▶ [Requirement] Scan the material and copy every line in which "sztuki" appears.

▶ [Data provided]
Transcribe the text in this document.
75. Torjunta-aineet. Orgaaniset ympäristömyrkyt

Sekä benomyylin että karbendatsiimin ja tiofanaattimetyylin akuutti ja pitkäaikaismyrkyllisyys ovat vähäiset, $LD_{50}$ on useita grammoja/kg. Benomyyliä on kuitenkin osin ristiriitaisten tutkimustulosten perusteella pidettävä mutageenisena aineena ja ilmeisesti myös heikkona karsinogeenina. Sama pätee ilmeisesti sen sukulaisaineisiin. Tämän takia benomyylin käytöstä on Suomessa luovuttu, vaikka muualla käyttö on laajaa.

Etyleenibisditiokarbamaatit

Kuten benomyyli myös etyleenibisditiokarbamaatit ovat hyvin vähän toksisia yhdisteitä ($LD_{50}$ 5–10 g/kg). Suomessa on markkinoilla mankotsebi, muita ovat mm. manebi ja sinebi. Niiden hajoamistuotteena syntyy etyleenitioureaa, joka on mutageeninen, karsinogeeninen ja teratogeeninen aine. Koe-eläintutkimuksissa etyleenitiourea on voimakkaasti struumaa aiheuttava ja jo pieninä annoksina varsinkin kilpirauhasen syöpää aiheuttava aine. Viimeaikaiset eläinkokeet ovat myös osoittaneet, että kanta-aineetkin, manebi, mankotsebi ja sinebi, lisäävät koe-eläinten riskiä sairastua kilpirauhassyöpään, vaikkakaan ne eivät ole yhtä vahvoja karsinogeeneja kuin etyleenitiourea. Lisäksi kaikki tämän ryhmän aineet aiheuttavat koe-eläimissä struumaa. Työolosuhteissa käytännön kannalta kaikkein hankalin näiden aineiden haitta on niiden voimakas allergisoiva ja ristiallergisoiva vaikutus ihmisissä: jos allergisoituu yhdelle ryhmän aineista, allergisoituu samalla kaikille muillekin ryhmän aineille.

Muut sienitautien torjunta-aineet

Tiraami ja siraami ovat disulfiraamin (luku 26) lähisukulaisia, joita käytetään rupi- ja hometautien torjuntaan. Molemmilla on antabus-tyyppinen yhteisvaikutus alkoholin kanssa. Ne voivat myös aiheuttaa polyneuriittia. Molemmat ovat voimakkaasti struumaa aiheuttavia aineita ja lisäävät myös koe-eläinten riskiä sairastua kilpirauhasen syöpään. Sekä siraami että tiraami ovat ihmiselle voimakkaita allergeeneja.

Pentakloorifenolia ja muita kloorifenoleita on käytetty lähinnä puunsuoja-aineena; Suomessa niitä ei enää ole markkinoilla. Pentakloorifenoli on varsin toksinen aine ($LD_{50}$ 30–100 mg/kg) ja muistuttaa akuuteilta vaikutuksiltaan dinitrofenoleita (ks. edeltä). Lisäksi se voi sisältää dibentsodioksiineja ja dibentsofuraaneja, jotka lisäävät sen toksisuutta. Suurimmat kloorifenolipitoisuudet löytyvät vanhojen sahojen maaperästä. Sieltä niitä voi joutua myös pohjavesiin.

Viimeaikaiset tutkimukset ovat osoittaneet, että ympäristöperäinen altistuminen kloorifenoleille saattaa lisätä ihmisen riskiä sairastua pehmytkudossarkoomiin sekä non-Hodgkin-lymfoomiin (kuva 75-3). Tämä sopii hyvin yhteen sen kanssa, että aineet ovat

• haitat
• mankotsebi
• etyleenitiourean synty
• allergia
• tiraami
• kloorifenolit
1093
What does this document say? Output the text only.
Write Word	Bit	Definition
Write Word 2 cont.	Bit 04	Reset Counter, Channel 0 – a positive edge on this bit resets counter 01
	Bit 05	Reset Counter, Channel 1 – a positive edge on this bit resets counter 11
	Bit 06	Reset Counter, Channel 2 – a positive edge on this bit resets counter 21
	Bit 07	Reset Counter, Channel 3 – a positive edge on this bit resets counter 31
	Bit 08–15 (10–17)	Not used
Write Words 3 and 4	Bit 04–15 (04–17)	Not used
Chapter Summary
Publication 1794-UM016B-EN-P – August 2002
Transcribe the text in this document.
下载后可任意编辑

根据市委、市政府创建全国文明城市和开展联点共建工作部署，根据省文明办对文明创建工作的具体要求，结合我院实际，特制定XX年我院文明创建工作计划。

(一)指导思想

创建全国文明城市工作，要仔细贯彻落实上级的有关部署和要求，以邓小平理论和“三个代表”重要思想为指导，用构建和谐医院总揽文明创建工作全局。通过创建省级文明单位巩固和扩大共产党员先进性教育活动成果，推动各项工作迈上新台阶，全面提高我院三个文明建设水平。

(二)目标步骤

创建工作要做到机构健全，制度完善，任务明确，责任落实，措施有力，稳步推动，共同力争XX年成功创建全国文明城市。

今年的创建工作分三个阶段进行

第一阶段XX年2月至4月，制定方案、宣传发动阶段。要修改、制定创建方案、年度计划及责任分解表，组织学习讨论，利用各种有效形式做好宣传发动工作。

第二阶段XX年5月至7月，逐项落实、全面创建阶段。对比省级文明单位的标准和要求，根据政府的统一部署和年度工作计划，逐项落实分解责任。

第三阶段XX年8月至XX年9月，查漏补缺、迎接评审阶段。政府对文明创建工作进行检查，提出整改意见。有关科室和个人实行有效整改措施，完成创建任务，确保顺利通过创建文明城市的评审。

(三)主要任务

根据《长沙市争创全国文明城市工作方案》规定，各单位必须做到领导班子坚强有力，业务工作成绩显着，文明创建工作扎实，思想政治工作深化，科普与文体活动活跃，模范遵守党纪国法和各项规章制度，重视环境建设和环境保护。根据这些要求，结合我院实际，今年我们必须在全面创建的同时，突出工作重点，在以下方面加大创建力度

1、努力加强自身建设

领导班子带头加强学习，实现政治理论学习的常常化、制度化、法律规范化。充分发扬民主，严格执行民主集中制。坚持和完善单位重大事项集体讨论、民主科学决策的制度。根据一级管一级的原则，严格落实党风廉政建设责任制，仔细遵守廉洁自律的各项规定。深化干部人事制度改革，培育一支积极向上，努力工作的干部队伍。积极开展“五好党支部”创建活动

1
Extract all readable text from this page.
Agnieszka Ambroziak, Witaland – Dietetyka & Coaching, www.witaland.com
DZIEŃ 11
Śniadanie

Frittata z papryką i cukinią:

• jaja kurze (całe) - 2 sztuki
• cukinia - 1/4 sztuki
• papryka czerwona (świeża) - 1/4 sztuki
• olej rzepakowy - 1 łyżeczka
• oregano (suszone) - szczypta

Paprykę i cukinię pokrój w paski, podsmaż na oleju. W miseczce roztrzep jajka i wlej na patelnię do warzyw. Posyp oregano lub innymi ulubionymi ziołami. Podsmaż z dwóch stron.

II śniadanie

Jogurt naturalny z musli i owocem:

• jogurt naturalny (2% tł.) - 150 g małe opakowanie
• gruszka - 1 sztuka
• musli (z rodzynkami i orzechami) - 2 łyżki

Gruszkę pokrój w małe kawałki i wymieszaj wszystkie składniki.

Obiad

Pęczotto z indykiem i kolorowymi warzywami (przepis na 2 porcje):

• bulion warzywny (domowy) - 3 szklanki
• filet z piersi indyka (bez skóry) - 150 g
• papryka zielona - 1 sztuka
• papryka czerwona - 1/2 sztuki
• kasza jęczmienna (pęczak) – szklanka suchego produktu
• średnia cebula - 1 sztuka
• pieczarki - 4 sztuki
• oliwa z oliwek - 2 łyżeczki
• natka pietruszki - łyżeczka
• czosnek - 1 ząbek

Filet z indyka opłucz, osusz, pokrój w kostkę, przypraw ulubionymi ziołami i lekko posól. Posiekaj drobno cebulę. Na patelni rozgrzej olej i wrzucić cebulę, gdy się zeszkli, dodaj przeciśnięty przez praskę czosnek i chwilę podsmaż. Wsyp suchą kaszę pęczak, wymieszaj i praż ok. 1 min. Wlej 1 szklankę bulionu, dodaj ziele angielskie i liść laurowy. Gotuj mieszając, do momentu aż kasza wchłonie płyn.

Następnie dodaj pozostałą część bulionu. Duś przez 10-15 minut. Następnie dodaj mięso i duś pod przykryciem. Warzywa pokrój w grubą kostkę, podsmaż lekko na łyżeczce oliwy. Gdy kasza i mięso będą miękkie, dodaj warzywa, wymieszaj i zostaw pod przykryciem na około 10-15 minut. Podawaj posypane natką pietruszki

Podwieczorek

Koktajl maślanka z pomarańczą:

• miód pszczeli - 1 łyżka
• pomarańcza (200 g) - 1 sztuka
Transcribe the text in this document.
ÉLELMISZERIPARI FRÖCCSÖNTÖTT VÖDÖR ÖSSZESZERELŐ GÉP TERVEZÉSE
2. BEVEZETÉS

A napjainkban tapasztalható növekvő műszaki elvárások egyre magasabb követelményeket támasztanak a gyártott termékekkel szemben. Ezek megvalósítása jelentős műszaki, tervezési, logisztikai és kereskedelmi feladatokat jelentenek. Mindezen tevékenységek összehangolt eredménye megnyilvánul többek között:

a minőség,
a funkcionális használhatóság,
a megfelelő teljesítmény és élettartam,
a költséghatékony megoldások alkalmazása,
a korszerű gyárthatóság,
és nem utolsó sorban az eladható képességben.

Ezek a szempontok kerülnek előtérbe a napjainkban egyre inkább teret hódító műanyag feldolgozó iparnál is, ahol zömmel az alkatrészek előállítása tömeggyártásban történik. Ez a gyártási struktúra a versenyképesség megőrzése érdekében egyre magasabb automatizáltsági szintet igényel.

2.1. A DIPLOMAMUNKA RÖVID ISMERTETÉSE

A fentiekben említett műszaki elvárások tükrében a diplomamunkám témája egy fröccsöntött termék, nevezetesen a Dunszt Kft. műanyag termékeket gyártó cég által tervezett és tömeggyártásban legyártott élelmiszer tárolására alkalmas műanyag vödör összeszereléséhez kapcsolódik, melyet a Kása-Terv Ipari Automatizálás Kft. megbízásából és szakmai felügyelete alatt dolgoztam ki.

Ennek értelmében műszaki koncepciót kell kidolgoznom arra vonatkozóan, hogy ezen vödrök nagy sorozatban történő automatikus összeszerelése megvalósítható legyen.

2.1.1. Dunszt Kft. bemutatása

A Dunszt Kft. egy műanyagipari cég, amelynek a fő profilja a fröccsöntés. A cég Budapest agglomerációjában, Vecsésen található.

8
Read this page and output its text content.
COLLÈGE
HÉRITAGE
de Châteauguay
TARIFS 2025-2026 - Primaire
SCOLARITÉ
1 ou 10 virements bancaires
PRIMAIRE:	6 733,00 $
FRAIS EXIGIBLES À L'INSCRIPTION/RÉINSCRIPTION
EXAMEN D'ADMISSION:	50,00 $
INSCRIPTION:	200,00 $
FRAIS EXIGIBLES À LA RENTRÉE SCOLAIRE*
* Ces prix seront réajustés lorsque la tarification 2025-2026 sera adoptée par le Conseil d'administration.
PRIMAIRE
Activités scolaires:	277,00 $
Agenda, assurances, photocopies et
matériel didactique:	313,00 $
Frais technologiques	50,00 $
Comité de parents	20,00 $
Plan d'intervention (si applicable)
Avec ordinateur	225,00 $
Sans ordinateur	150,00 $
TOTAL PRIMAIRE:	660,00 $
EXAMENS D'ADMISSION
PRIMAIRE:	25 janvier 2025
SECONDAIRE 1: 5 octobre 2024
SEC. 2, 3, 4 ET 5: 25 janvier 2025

▶ [Solution to this problem]
• jaja kurze (całe) - 2 sztuki
• cukinia - 1/4 sztuki
• papryka czerwona (świeża) - 1/4 sztuki
• papryka czerwona - 1/2 sztuki
• pieczarki - 4 sztuki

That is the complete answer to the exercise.